- Problem to work on:
Return all of the entries exactly, with nothing added or left out.

>> START Extracted material

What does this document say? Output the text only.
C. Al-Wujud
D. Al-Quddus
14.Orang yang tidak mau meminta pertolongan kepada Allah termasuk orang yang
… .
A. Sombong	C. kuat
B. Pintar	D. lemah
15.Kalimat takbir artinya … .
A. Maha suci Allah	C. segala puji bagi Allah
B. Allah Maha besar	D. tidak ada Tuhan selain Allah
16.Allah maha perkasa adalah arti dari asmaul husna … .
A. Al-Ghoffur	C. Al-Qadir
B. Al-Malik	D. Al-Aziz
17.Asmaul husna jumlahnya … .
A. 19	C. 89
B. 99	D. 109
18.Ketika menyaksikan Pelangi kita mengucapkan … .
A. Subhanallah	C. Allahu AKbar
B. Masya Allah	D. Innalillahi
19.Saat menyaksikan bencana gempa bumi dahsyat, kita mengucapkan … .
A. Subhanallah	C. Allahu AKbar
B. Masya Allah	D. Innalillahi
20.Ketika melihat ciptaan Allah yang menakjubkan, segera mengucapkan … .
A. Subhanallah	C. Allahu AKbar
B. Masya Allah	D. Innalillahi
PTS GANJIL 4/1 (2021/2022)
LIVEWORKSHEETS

>> END Extracted material

- Answer in full:
What does this document say? Output the text only.
C. Al-Wujud
D. Al-Quddus
14.Orang yang tidak mau meminta pertolongan kepada Allah termasuk orang yang
… .
A. Sombong	C. kuat
B. Pintar	D. lemah
15.Kalimat takbir artinya … .
A. Maha suci Allah	C. segala puji bagi Allah
B. Allah Maha besar	D. tidak ada Tuhan selain Allah
16.Allah maha perkasa adalah arti dari asmaul husna … .
A. Al-Ghoffur	C. Al-Qadir
B. Al-Malik	D. Al-Aziz
17.Asmaul husna jumlahnya … .
A. 19	C. 89
B. 99	D. 109
18.Ketika menyaksikan Pelangi kita mengucapkan … .
A. Subhanallah	C. Allahu AKbar
B. Masya Allah	D. Innalillahi
19.Saat menyaksikan bencana gempa bumi dahsyat, kita mengucapkan … .
A. Subhanallah	C. Allahu AKbar
B. Masya Allah	D. Innalillahi
20.Ketika melihat ciptaan Allah yang menakjubkan, segera mengucapkan … .
A. Subhanallah	C. Allahu AKbar
B. Masya Allah	D. Innalillahi
PTS GANJIL 4/1 (2021/2022)
LIVEWORKSHEETS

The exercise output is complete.